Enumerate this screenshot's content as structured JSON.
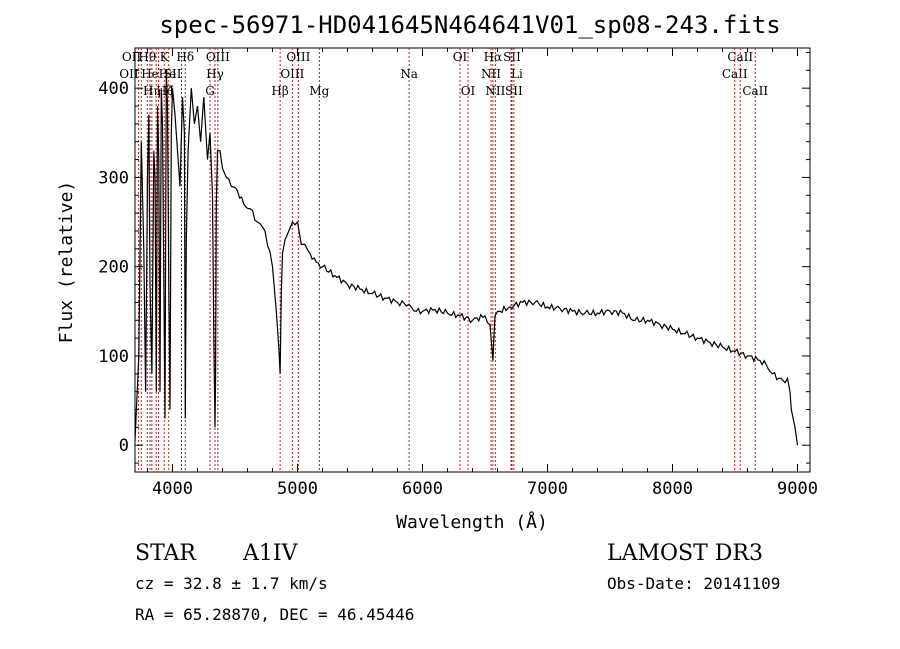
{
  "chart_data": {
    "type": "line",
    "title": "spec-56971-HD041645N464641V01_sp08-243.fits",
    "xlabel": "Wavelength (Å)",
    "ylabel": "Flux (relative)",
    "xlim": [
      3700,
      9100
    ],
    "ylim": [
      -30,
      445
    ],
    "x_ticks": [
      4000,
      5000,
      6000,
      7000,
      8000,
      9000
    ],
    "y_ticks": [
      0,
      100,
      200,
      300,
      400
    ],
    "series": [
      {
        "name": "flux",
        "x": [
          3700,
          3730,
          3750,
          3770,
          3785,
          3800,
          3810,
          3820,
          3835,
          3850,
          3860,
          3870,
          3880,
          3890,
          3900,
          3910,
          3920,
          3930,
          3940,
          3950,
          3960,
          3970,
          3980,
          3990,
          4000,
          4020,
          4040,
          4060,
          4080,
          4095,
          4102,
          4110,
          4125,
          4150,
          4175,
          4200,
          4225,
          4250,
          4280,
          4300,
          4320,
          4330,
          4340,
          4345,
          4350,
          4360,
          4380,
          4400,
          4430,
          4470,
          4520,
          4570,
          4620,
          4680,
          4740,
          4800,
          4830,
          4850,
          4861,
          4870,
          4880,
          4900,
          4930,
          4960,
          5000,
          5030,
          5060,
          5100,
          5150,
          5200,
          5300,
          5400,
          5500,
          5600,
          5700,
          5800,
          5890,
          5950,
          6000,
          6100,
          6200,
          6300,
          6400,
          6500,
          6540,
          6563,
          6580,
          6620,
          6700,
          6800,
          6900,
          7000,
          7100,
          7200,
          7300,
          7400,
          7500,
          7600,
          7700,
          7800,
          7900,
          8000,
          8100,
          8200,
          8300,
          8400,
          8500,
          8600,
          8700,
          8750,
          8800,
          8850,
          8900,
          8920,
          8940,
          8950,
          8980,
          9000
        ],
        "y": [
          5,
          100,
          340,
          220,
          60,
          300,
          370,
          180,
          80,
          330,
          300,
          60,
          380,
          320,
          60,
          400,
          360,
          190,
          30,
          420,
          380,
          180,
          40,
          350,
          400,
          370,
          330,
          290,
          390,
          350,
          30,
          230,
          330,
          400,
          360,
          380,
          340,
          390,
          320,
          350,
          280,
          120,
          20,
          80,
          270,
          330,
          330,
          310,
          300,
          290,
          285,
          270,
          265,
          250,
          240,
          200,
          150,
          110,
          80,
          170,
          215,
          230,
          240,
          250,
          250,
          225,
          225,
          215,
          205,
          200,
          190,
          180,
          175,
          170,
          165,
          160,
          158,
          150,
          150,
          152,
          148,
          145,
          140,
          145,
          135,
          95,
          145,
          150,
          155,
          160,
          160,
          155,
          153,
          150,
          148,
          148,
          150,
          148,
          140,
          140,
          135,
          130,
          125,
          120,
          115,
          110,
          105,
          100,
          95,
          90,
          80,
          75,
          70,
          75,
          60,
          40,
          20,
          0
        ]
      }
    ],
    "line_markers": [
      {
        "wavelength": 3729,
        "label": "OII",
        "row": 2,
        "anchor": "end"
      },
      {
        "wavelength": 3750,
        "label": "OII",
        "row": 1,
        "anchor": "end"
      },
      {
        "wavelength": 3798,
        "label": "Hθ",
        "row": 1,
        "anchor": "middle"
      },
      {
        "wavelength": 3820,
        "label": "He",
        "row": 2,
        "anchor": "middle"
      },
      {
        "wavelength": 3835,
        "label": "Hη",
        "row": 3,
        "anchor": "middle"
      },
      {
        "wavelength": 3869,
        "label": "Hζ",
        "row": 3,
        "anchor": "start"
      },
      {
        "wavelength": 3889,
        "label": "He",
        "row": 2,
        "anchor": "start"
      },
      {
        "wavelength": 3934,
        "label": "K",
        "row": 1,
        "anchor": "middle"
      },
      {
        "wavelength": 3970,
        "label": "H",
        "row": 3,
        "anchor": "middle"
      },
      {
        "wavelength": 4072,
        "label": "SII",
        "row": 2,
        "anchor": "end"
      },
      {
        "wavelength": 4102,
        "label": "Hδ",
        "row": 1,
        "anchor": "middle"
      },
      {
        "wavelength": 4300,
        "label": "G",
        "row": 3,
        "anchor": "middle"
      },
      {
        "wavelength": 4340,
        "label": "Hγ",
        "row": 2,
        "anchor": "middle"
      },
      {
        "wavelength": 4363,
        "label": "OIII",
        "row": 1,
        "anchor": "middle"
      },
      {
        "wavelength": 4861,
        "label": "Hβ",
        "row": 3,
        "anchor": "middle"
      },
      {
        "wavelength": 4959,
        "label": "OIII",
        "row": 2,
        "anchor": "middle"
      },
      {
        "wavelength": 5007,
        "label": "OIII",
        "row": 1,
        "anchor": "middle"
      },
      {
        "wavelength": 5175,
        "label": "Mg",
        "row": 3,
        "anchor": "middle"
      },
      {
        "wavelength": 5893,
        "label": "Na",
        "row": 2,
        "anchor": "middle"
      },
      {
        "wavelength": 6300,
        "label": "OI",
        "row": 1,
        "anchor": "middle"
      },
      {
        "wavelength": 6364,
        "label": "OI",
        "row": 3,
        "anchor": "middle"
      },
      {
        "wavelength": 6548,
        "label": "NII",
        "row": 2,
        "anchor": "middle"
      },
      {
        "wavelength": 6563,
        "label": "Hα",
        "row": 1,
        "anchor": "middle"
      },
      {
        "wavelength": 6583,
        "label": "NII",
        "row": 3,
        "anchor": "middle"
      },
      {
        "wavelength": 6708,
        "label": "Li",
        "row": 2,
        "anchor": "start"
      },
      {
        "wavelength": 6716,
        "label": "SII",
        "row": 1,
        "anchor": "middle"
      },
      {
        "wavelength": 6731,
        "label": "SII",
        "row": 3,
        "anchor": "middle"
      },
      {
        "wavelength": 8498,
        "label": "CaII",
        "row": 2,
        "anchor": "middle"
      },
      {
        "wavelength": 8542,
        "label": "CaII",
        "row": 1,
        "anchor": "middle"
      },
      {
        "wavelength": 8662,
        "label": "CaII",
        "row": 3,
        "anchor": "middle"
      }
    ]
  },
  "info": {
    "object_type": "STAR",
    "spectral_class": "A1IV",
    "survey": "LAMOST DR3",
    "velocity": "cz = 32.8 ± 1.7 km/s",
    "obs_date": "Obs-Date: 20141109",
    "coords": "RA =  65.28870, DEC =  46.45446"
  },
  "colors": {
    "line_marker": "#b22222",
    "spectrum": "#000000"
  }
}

> _WHAT NEEDS TO BE DONE_: Transcribe the material exactly, and leave out whatever pictures it holds.

> _ANSWER FOR THIS EXERCISE_:
Enumerate this screenshot's content as structured JSON.
{
  "chart_data": {
    "type": "line",
    "title": "spec-56971-HD041645N464641V01_sp08-243.fits",
    "xlabel": "Wavelength (Å)",
    "ylabel": "Flux (relative)",
    "xlim": [
      3700,
      9100
    ],
    "ylim": [
      -30,
      445
    ],
    "x_ticks": [
      4000,
      5000,
      6000,
      7000,
      8000,
      9000
    ],
    "y_ticks": [
      0,
      100,
      200,
      300,
      400
    ],
    "series": [
      {
        "name": "flux",
        "x": [
          3700,
          3730,
          3750,
          3770,
          3785,
          3800,
          3810,
          3820,
          3835,
          3850,
          3860,
          3870,
          3880,
          3890,
          3900,
          3910,
          3920,
          3930,
          3940,
          3950,
          3960,
          3970,
          3980,
          3990,
          4000,
          4020,
          4040,
          4060,
          4080,
          4095,
          4102,
          4110,
          4125,
          4150,
          4175,
          4200,
          4225,
          4250,
          4280,
          4300,
          4320,
          4330,
          4340,
          4345,
          4350,
          4360,
          4380,
          4400,
          4430,
          4470,
          4520,
          4570,
          4620,
          4680,
          4740,
          4800,
          4830,
          4850,
          4861,
          4870,
          4880,
          4900,
          4930,
          4960,
          5000,
          5030,
          5060,
          5100,
          5150,
          5200,
          5300,
          5400,
          5500,
          5600,
          5700,
          5800,
          5890,
          5950,
          6000,
          6100,
          6200,
          6300,
          6400,
          6500,
          6540,
          6563,
          6580,
          6620,
          6700,
          6800,
          6900,
          7000,
          7100,
          7200,
          7300,
          7400,
          7500,
          7600,
          7700,
          7800,
          7900,
          8000,
          8100,
          8200,
          8300,
          8400,
          8500,
          8600,
          8700,
          8750,
          8800,
          8850,
          8900,
          8920,
          8940,
          8950,
          8980,
          9000
        ],
        "y": [
          5,
          100,
          340,
          220,
          60,
          300,
          370,
          180,
          80,
          330,
          300,
          60,
          380,
          320,
          60,
          400,
          360,
          190,
          30,
          420,
          380,
          180,
          40,
          350,
          400,
          370,
          330,
          290,
          390,
          350,
          30,
          230,
          330,
          400,
          360,
          380,
          340,
          390,
          320,
          350,
          280,
          120,
          20,
          80,
          270,
          330,
          330,
          310,
          300,
          290,
          285,
          270,
          265,
          250,
          240,
          200,
          150,
          110,
          80,
          170,
          215,
          230,
          240,
          250,
          250,
          225,
          225,
          215,
          205,
          200,
          190,
          180,
          175,
          170,
          165,
          160,
          158,
          150,
          150,
          152,
          148,
          145,
          140,
          145,
          135,
          95,
          145,
          150,
          155,
          160,
          160,
          155,
          153,
          150,
          148,
          148,
          150,
          148,
          140,
          140,
          135,
          130,
          125,
          120,
          115,
          110,
          105,
          100,
          95,
          90,
          80,
          75,
          70,
          75,
          60,
          40,
          20,
          0
        ]
      }
    ],
    "line_markers": [
      {
        "wavelength": 3729,
        "label": "OII",
        "row": 2,
        "anchor": "end"
      },
      {
        "wavelength": 3750,
        "label": "OII",
        "row": 1,
        "anchor": "end"
      },
      {
        "wavelength": 3798,
        "label": "Hθ",
        "row": 1,
        "anchor": "middle"
      },
      {
        "wavelength": 3820,
        "label": "He",
        "row": 2,
        "anchor": "middle"
      },
      {
        "wavelength": 3835,
        "label": "Hη",
        "row": 3,
        "anchor": "middle"
      },
      {
        "wavelength": 3869,
        "label": "Hζ",
        "row": 3,
        "anchor": "start"
      },
      {
        "wavelength": 3889,
        "label": "He",
        "row": 2,
        "anchor": "start"
      },
      {
        "wavelength": 3934,
        "label": "K",
        "row": 1,
        "anchor": "middle"
      },
      {
        "wavelength": 3970,
        "label": "H",
        "row": 3,
        "anchor": "middle"
      },
      {
        "wavelength": 4072,
        "label": "SII",
        "row": 2,
        "anchor": "end"
      },
      {
        "wavelength": 4102,
        "label": "Hδ",
        "row": 1,
        "anchor": "middle"
      },
      {
        "wavelength": 4300,
        "label": "G",
        "row": 3,
        "anchor": "middle"
      },
      {
        "wavelength": 4340,
        "label": "Hγ",
        "row": 2,
        "anchor": "middle"
      },
      {
        "wavelength": 4363,
        "label": "OIII",
        "row": 1,
        "anchor": "middle"
      },
      {
        "wavelength": 4861,
        "label": "Hβ",
        "row": 3,
        "anchor": "middle"
      },
      {
        "wavelength": 4959,
        "label": "OIII",
        "row": 2,
        "anchor": "middle"
      },
      {
        "wavelength": 5007,
        "label": "OIII",
        "row": 1,
        "anchor": "middle"
      },
      {
        "wavelength": 5175,
        "label": "Mg",
        "row": 3,
        "anchor": "middle"
      },
      {
        "wavelength": 5893,
        "label": "Na",
        "row": 2,
        "anchor": "middle"
      },
      {
        "wavelength": 6300,
        "label": "OI",
        "row": 1,
        "anchor": "middle"
      },
      {
        "wavelength": 6364,
        "label": "OI",
        "row": 3,
        "anchor": "middle"
      },
      {
        "wavelength": 6548,
        "label": "NII",
        "row": 2,
        "anchor": "middle"
      },
      {
        "wavelength": 6563,
        "label": "Hα",
        "row": 1,
        "anchor": "middle"
      },
      {
        "wavelength": 6583,
        "label": "NII",
        "row": 3,
        "anchor": "middle"
      },
      {
        "wavelength": 6708,
        "label": "Li",
        "row": 2,
        "anchor": "start"
      },
      {
        "wavelength": 6716,
        "label": "SII",
        "row": 1,
        "anchor": "middle"
      },
      {
        "wavelength": 6731,
        "label": "SII",
        "row": 3,
        "anchor": "middle"
      },
      {
        "wavelength": 8498,
        "label": "CaII",
        "row": 2,
        "anchor": "middle"
      },
      {
        "wavelength": 8542,
        "label": "CaII",
        "row": 1,
        "anchor": "middle"
      },
      {
        "wavelength": 8662,
        "label": "CaII",
        "row": 3,
        "anchor": "middle"
      }
    ]
  },
  "info": {
    "object_type": "STAR",
    "spectral_class": "A1IV",
    "survey": "LAMOST DR3",
    "velocity": "cz = 32.8 ± 1.7 km/s",
    "obs_date": "Obs-Date: 20141109",
    "coords": "RA =  65.28870, DEC =  46.45446"
  },
  "colors": {
    "line_marker": "#b22222",
    "spectrum": "#000000"
  }
}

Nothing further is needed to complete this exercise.